- **TASK TO COMPLETE**:
In the listing below, locate the lines that hold the string "saveContentCategoryService". Copy those lines.
________
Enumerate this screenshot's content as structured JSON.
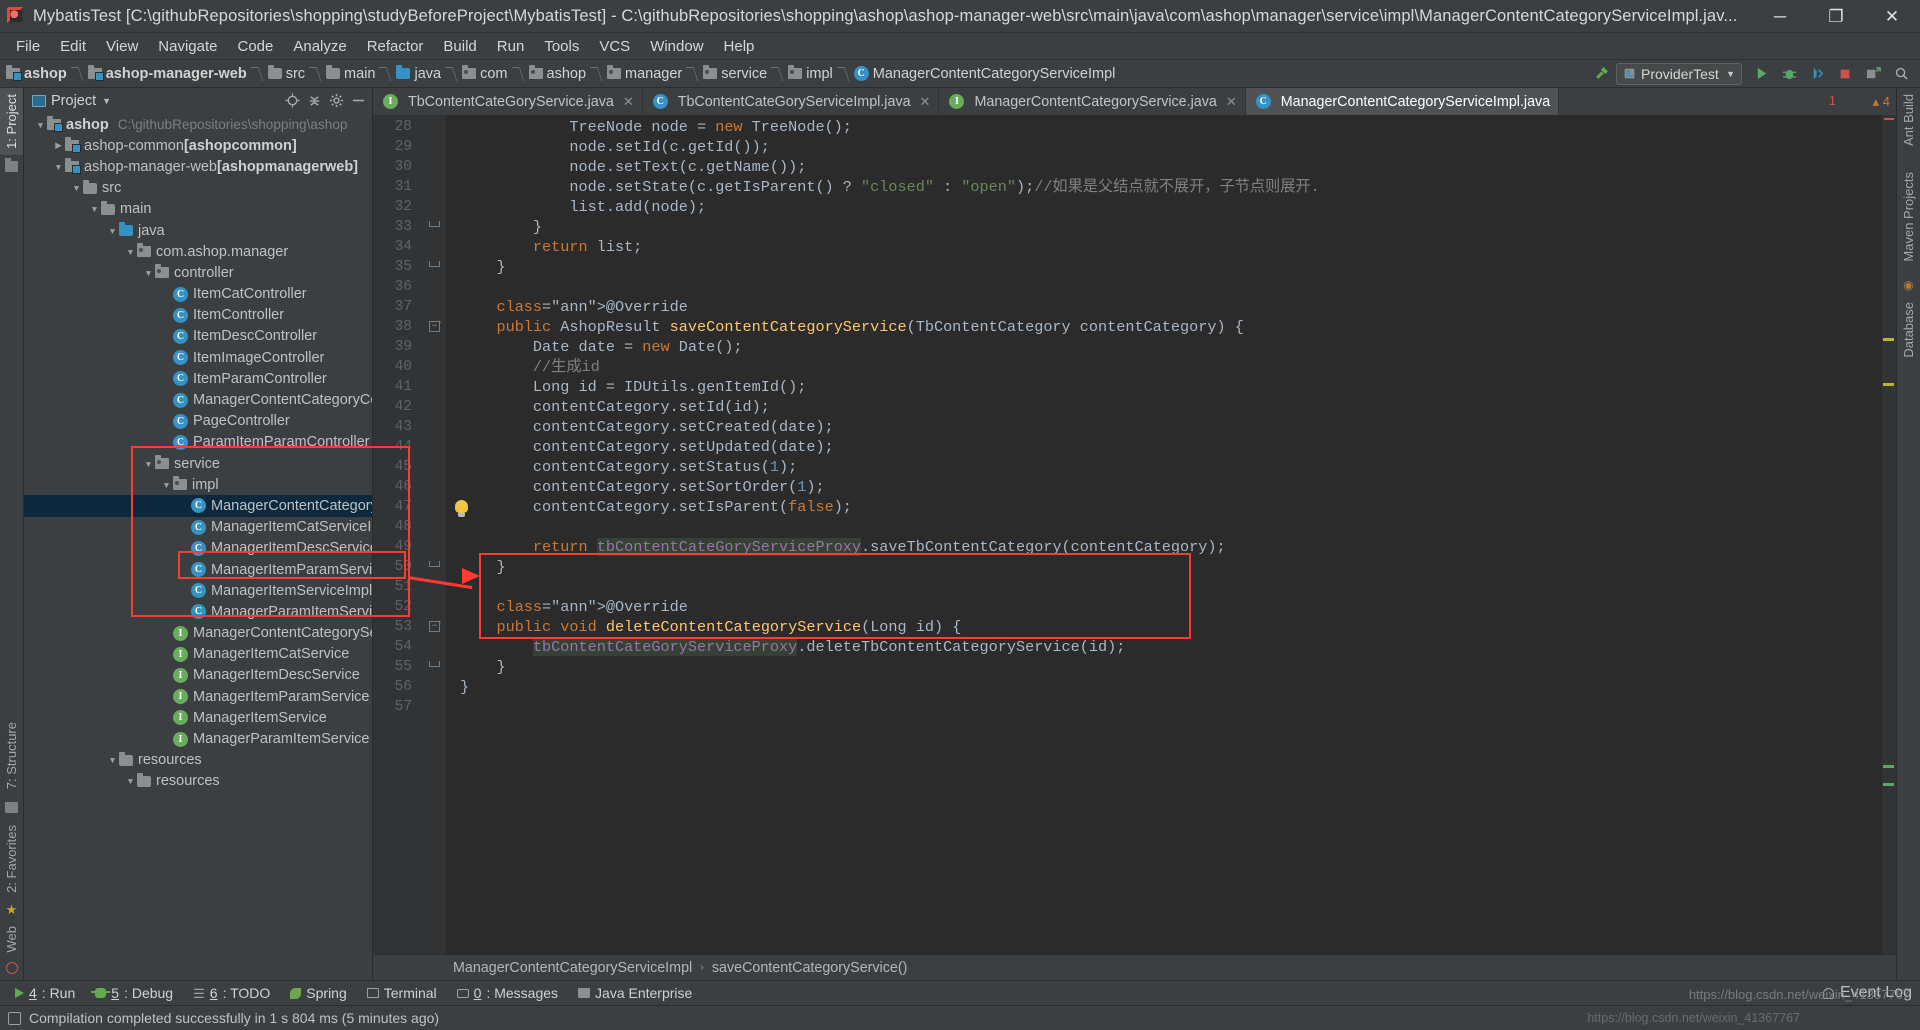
{
  "window": {
    "title": "MybatisTest [C:\\githubRepositories\\shopping\\studyBeforeProject\\MybatisTest] - C:\\githubRepositories\\shopping\\ashop\\ashop-manager-web\\src\\main\\java\\com\\ashop\\manager\\service\\impl\\ManagerContentCategoryServiceImpl.jav...",
    "minimize": "─",
    "maximize": "❐",
    "close": "✕"
  },
  "menubar": [
    "File",
    "Edit",
    "View",
    "Navigate",
    "Code",
    "Analyze",
    "Refactor",
    "Build",
    "Run",
    "Tools",
    "VCS",
    "Window",
    "Help"
  ],
  "navbar": {
    "crumbs": [
      {
        "label": "ashop",
        "icon": "module-icon",
        "bold": true
      },
      {
        "label": "ashop-manager-web",
        "icon": "module-icon",
        "bold": true
      },
      {
        "label": "src",
        "icon": "folder-icon",
        "bold": false
      },
      {
        "label": "main",
        "icon": "folder-icon",
        "bold": false
      },
      {
        "label": "java",
        "icon": "source-folder-icon",
        "bold": false
      },
      {
        "label": "com",
        "icon": "package-icon",
        "bold": false
      },
      {
        "label": "ashop",
        "icon": "package-icon",
        "bold": false
      },
      {
        "label": "manager",
        "icon": "package-icon",
        "bold": false
      },
      {
        "label": "service",
        "icon": "package-icon",
        "bold": false
      },
      {
        "label": "impl",
        "icon": "package-icon",
        "bold": false
      },
      {
        "label": "ManagerContentCategoryServiceImpl",
        "icon": "class-icon",
        "bold": false
      }
    ],
    "run_config": "ProviderTest",
    "run_config_caret": "▼"
  },
  "project_panel": {
    "header_title": "Project",
    "header_caret": "▼",
    "tool_tabs_left": [
      "1: Project",
      "7: Structure",
      "2: Favorites",
      "Web"
    ],
    "tree": [
      {
        "indent": 0,
        "twisty": "▼",
        "icon": "module-icon",
        "label": "ashop",
        "sub": "C:\\githubRepositories\\shopping\\ashop",
        "bold": true,
        "selected": false
      },
      {
        "indent": 1,
        "twisty": "▶",
        "icon": "module-icon",
        "label": "ashop-common [ashopcommon]",
        "sub": "",
        "bold": false,
        "selected": false
      },
      {
        "indent": 1,
        "twisty": "▼",
        "icon": "module-icon",
        "label": "ashop-manager-web [ashopmanagerweb]",
        "sub": "",
        "bold": false,
        "selected": false
      },
      {
        "indent": 2,
        "twisty": "▼",
        "icon": "folder-icon",
        "label": "src",
        "sub": "",
        "bold": false,
        "selected": false
      },
      {
        "indent": 3,
        "twisty": "▼",
        "icon": "folder-icon",
        "label": "main",
        "sub": "",
        "bold": false,
        "selected": false
      },
      {
        "indent": 4,
        "twisty": "▼",
        "icon": "source-folder-icon",
        "label": "java",
        "sub": "",
        "bold": false,
        "selected": false
      },
      {
        "indent": 5,
        "twisty": "▼",
        "icon": "package-icon",
        "label": "com.ashop.manager",
        "sub": "",
        "bold": false,
        "selected": false
      },
      {
        "indent": 6,
        "twisty": "▼",
        "icon": "package-icon",
        "label": "controller",
        "sub": "",
        "bold": false,
        "selected": false
      },
      {
        "indent": 7,
        "twisty": "",
        "icon": "class-icon",
        "label": "ItemCatController",
        "sub": "",
        "bold": false,
        "selected": false
      },
      {
        "indent": 7,
        "twisty": "",
        "icon": "class-icon",
        "label": "ItemController",
        "sub": "",
        "bold": false,
        "selected": false
      },
      {
        "indent": 7,
        "twisty": "",
        "icon": "class-icon",
        "label": "ItemDescController",
        "sub": "",
        "bold": false,
        "selected": false
      },
      {
        "indent": 7,
        "twisty": "",
        "icon": "class-icon",
        "label": "ItemImageController",
        "sub": "",
        "bold": false,
        "selected": false
      },
      {
        "indent": 7,
        "twisty": "",
        "icon": "class-icon",
        "label": "ItemParamController",
        "sub": "",
        "bold": false,
        "selected": false
      },
      {
        "indent": 7,
        "twisty": "",
        "icon": "class-icon",
        "label": "ManagerContentCategoryCont",
        "sub": "",
        "bold": false,
        "selected": false
      },
      {
        "indent": 7,
        "twisty": "",
        "icon": "class-icon",
        "label": "PageController",
        "sub": "",
        "bold": false,
        "selected": false
      },
      {
        "indent": 7,
        "twisty": "",
        "icon": "class-icon",
        "label": "ParamItemParamController",
        "sub": "",
        "bold": false,
        "selected": false
      },
      {
        "indent": 6,
        "twisty": "▼",
        "icon": "package-icon",
        "label": "service",
        "sub": "",
        "bold": false,
        "selected": false
      },
      {
        "indent": 7,
        "twisty": "▼",
        "icon": "package-icon",
        "label": "impl",
        "sub": "",
        "bold": false,
        "selected": false
      },
      {
        "indent": 8,
        "twisty": "",
        "icon": "class-icon",
        "label": "ManagerContentCategoryS",
        "sub": "",
        "bold": false,
        "selected": true
      },
      {
        "indent": 8,
        "twisty": "",
        "icon": "class-icon",
        "label": "ManagerItemCatServiceImp",
        "sub": "",
        "bold": false,
        "selected": false
      },
      {
        "indent": 8,
        "twisty": "",
        "icon": "class-icon",
        "label": "ManagerItemDescServiceIm",
        "sub": "",
        "bold": false,
        "selected": false
      },
      {
        "indent": 8,
        "twisty": "",
        "icon": "class-icon",
        "label": "ManagerItemParamServiceImpl",
        "sub": "",
        "bold": false,
        "selected": false
      },
      {
        "indent": 8,
        "twisty": "",
        "icon": "class-icon",
        "label": "ManagerItemServiceImpl",
        "sub": "",
        "bold": false,
        "selected": false
      },
      {
        "indent": 8,
        "twisty": "",
        "icon": "class-icon",
        "label": "ManagerParamItemServiceI",
        "sub": "",
        "bold": false,
        "selected": false
      },
      {
        "indent": 7,
        "twisty": "",
        "icon": "interface-icon",
        "label": "ManagerContentCategoryServ",
        "sub": "",
        "bold": false,
        "selected": false
      },
      {
        "indent": 7,
        "twisty": "",
        "icon": "interface-icon",
        "label": "ManagerItemCatService",
        "sub": "",
        "bold": false,
        "selected": false
      },
      {
        "indent": 7,
        "twisty": "",
        "icon": "interface-icon",
        "label": "ManagerItemDescService",
        "sub": "",
        "bold": false,
        "selected": false
      },
      {
        "indent": 7,
        "twisty": "",
        "icon": "interface-icon",
        "label": "ManagerItemParamService",
        "sub": "",
        "bold": false,
        "selected": false
      },
      {
        "indent": 7,
        "twisty": "",
        "icon": "interface-icon",
        "label": "ManagerItemService",
        "sub": "",
        "bold": false,
        "selected": false
      },
      {
        "indent": 7,
        "twisty": "",
        "icon": "interface-icon",
        "label": "ManagerParamItemService",
        "sub": "",
        "bold": false,
        "selected": false
      },
      {
        "indent": 4,
        "twisty": "▼",
        "icon": "folder-icon",
        "label": "resources",
        "sub": "",
        "bold": false,
        "selected": false
      },
      {
        "indent": 5,
        "twisty": "▼",
        "icon": "folder-icon",
        "label": "resources",
        "sub": "",
        "bold": false,
        "selected": false
      }
    ]
  },
  "editor": {
    "tabs": [
      {
        "label": "TbContentCateGoryService.java",
        "icon": "interface-icon",
        "active": false,
        "close": "✕"
      },
      {
        "label": "TbContentCateGoryServiceImpl.java",
        "icon": "class-icon",
        "active": false,
        "close": "✕"
      },
      {
        "label": "ManagerContentCategoryService.java",
        "icon": "interface-icon",
        "active": false,
        "close": "✕"
      },
      {
        "label": "ManagerContentCategoryServiceImpl.java",
        "icon": "class-icon",
        "active": true,
        "close": ""
      }
    ],
    "warning_count": "1",
    "inspection_summary": "4",
    "first_line_number": 28,
    "lines": [
      {
        "n": 28,
        "text": "            TreeNode node = new TreeNode();"
      },
      {
        "n": 29,
        "text": "            node.setId(c.getId());"
      },
      {
        "n": 30,
        "text": "            node.setText(c.getName());"
      },
      {
        "n": 31,
        "text": "            node.setState(c.getIsParent() ? \"closed\" : \"open\");//如果是父结点就不展开，子节点则展开."
      },
      {
        "n": 32,
        "text": "            list.add(node);"
      },
      {
        "n": 33,
        "text": "        }"
      },
      {
        "n": 34,
        "text": "        return list;"
      },
      {
        "n": 35,
        "text": "    }"
      },
      {
        "n": 36,
        "text": ""
      },
      {
        "n": 37,
        "text": "    @Override"
      },
      {
        "n": 38,
        "text": "    public AshopResult saveContentCategoryService(TbContentCategory contentCategory) {"
      },
      {
        "n": 39,
        "text": "        Date date = new Date();"
      },
      {
        "n": 40,
        "text": "        //生成id"
      },
      {
        "n": 41,
        "text": "        Long id = IDUtils.genItemId();"
      },
      {
        "n": 42,
        "text": "        contentCategory.setId(id);"
      },
      {
        "n": 43,
        "text": "        contentCategory.setCreated(date);"
      },
      {
        "n": 44,
        "text": "        contentCategory.setUpdated(date);"
      },
      {
        "n": 45,
        "text": "        contentCategory.setStatus(1);"
      },
      {
        "n": 46,
        "text": "        contentCategory.setSortOrder(1);"
      },
      {
        "n": 47,
        "text": "        contentCategory.setIsParent(false);"
      },
      {
        "n": 48,
        "text": ""
      },
      {
        "n": 49,
        "text": "        return tbContentCateGoryServiceProxy.saveTbContentCategory(contentCategory);"
      },
      {
        "n": 50,
        "text": "    }"
      },
      {
        "n": 51,
        "text": ""
      },
      {
        "n": 52,
        "text": "    @Override"
      },
      {
        "n": 53,
        "text": "    public void deleteContentCategoryService(Long id) {"
      },
      {
        "n": 54,
        "text": "        tbContentCateGoryServiceProxy.deleteTbContentCategoryService(id);"
      },
      {
        "n": 55,
        "text": "    }"
      },
      {
        "n": 56,
        "text": "}"
      },
      {
        "n": 57,
        "text": ""
      }
    ],
    "breadcrumb": [
      "ManagerContentCategoryServiceImpl",
      "saveContentCategoryService()"
    ],
    "breadcrumb_arrow": "›"
  },
  "right_strip": [
    "Ant Build",
    "Maven Projects",
    "Database"
  ],
  "bottom_toolwindows": [
    {
      "key": "4",
      "label": ": Run",
      "icon": "run-icon"
    },
    {
      "key": "5",
      "label": ": Debug",
      "icon": "debug-icon"
    },
    {
      "key": "6",
      "label": ": TODO",
      "icon": "todo-icon"
    },
    {
      "key": "",
      "label": "Spring",
      "icon": "spring-icon"
    },
    {
      "key": "",
      "label": "Terminal",
      "icon": "terminal-icon"
    },
    {
      "key": "0",
      "label": ": Messages",
      "icon": "messages-icon"
    },
    {
      "key": "",
      "label": "Java Enterprise",
      "icon": "java-enterprise-icon"
    }
  ],
  "statusbar": {
    "message": "Compilation completed successfully in 1 s 804 ms (5 minutes ago)",
    "event_log": "Event Log"
  },
  "watermark": {
    "url": "https://blog.csdn.net/weixin_41367767",
    "tag": "https://blog.csdn.net/weixin_41367767"
  },
  "colors": {
    "accent_red": "#ff3b30",
    "keyword": "#cc7832",
    "string": "#6a8759",
    "number": "#6897bb",
    "comment": "#808080",
    "annotation": "#bbb529",
    "method": "#ffc66d",
    "field": "#9876aa",
    "bg_editor": "#2b2b2b",
    "bg_chrome": "#3c3f41",
    "selection": "#0d293e"
  }
}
________
- **RESULT OF THE EXERCISE**:
        "text": "    public AshopResult saveContentCategoryService(TbContentCategory contentCategory) {"
      "saveContentCategoryService()"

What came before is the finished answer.